**Activity**
When you retype the entries, keep each one exact and leave out the pictures.

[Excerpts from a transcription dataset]
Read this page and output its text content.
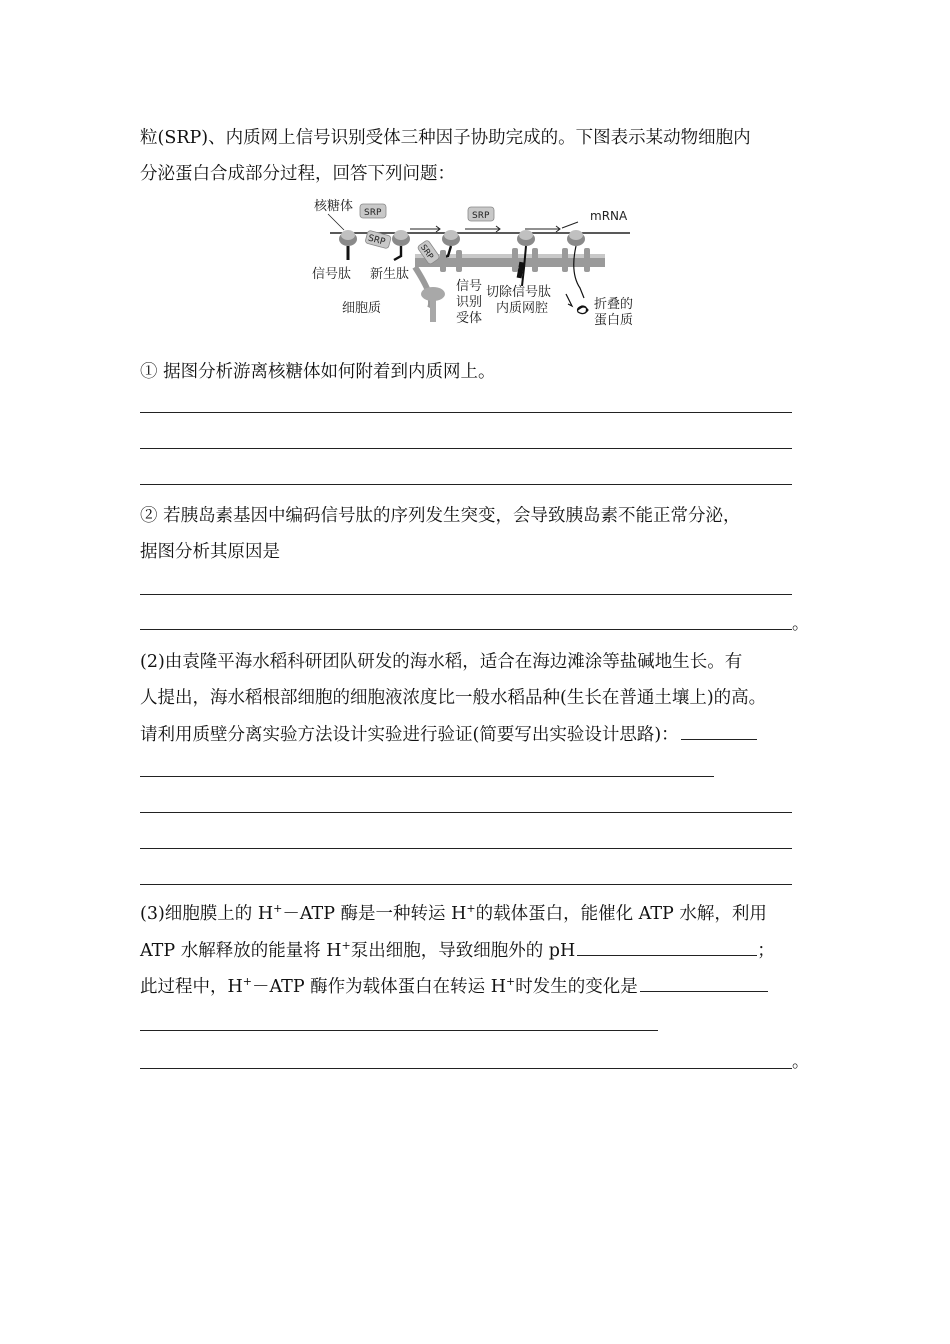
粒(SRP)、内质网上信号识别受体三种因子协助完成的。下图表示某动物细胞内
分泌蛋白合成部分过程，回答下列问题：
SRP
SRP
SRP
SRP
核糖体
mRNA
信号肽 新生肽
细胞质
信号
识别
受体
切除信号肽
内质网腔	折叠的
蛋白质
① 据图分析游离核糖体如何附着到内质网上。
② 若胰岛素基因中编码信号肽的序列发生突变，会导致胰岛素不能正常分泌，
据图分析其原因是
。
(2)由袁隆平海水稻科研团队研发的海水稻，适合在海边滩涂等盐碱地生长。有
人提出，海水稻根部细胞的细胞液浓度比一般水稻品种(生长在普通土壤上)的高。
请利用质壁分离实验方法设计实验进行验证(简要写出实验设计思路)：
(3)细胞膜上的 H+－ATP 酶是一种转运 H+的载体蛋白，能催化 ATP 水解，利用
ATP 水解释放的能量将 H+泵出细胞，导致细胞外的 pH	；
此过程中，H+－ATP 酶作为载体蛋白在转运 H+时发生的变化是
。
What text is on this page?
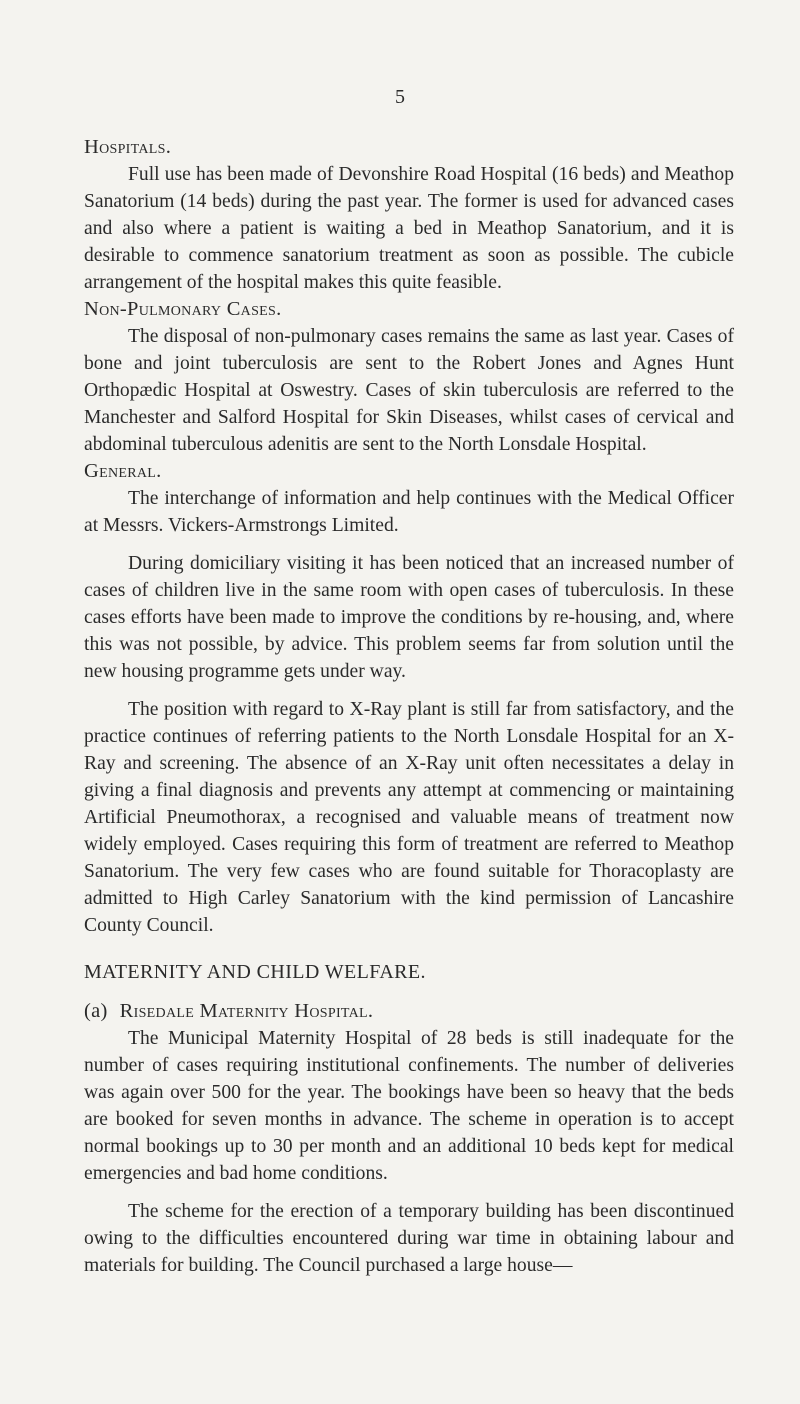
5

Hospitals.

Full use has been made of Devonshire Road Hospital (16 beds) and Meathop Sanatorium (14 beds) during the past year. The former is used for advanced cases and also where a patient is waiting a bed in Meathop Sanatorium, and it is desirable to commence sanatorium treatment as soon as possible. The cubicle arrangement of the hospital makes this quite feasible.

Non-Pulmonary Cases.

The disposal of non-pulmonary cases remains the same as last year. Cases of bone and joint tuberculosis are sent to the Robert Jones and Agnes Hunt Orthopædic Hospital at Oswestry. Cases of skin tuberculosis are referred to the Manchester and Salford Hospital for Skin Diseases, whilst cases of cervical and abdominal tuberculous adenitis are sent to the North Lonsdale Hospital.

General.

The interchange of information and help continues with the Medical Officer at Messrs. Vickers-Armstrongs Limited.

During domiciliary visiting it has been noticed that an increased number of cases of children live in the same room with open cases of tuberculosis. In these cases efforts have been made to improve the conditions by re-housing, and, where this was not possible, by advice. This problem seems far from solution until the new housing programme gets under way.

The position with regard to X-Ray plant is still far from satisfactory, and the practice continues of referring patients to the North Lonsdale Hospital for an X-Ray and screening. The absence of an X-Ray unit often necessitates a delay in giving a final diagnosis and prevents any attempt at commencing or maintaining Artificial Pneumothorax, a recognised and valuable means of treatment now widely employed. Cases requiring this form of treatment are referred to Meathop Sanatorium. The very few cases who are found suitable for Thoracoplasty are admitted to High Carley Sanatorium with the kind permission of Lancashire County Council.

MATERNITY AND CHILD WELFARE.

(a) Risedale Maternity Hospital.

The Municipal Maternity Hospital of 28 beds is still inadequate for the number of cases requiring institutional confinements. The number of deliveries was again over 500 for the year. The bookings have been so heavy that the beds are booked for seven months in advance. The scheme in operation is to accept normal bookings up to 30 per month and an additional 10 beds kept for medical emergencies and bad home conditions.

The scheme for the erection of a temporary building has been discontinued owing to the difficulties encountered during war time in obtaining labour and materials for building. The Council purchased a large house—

**Output for this task**
Read this page and output its text content.
粒(SRP)、内质网上信号识别受体三种因子协助完成的。下图表示某动物细胞内
分泌蛋白合成部分过程，回答下列问题：
SRP
SRP
SRP
SRP
核糖体
mRNA
信号肽 新生肽
细胞质
信号
识别
受体
切除信号肽
内质网腔	折叠的
蛋白质
① 据图分析游离核糖体如何附着到内质网上。
② 若胰岛素基因中编码信号肽的序列发生突变，会导致胰岛素不能正常分泌，
据图分析其原因是
。
(2)由袁隆平海水稻科研团队研发的海水稻，适合在海边滩涂等盐碱地生长。有
人提出，海水稻根部细胞的细胞液浓度比一般水稻品种(生长在普通土壤上)的高。
请利用质壁分离实验方法设计实验进行验证(简要写出实验设计思路)：
(3)细胞膜上的 H+－ATP 酶是一种转运 H+的载体蛋白，能催化 ATP 水解，利用
ATP 水解释放的能量将 H+泵出细胞，导致细胞外的 pH	；
此过程中，H+－ATP 酶作为载体蛋白在转运 H+时发生的变化是
。
What text is on this page?
5

Hospitals.

Full use has been made of Devonshire Road Hospital (16 beds) and Meathop Sanatorium (14 beds) during the past year. The former is used for advanced cases and also where a patient is waiting a bed in Meathop Sanatorium, and it is desirable to commence sanatorium treatment as soon as possible. The cubicle arrangement of the hospital makes this quite feasible.

Non-Pulmonary Cases.

The disposal of non-pulmonary cases remains the same as last year. Cases of bone and joint tuberculosis are sent to the Robert Jones and Agnes Hunt Orthopædic Hospital at Oswestry. Cases of skin tuberculosis are referred to the Manchester and Salford Hospital for Skin Diseases, whilst cases of cervical and abdominal tuberculous adenitis are sent to the North Lonsdale Hospital.

General.

The interchange of information and help continues with the Medical Officer at Messrs. Vickers-Armstrongs Limited.

During domiciliary visiting it has been noticed that an increased number of cases of children live in the same room with open cases of tuberculosis. In these cases efforts have been made to improve the conditions by re-housing, and, where this was not possible, by advice. This problem seems far from solution until the new housing programme gets under way.

The position with regard to X-Ray plant is still far from satisfactory, and the practice continues of referring patients to the North Lonsdale Hospital for an X-Ray and screening. The absence of an X-Ray unit often necessitates a delay in giving a final diagnosis and prevents any attempt at commencing or maintaining Artificial Pneumothorax, a recognised and valuable means of treatment now widely employed. Cases requiring this form of treatment are referred to Meathop Sanatorium. The very few cases who are found suitable for Thoracoplasty are admitted to High Carley Sanatorium with the kind permission of Lancashire County Council.

MATERNITY AND CHILD WELFARE.

(a) Risedale Maternity Hospital.

The Municipal Maternity Hospital of 28 beds is still inadequate for the number of cases requiring institutional confinements. The number of deliveries was again over 500 for the year. The bookings have been so heavy that the beds are booked for seven months in advance. The scheme in operation is to accept normal bookings up to 30 per month and an additional 10 beds kept for medical emergencies and bad home conditions.

The scheme for the erection of a temporary building has been discontinued owing to the difficulties encountered during war time in obtaining labour and materials for building. The Council purchased a large house—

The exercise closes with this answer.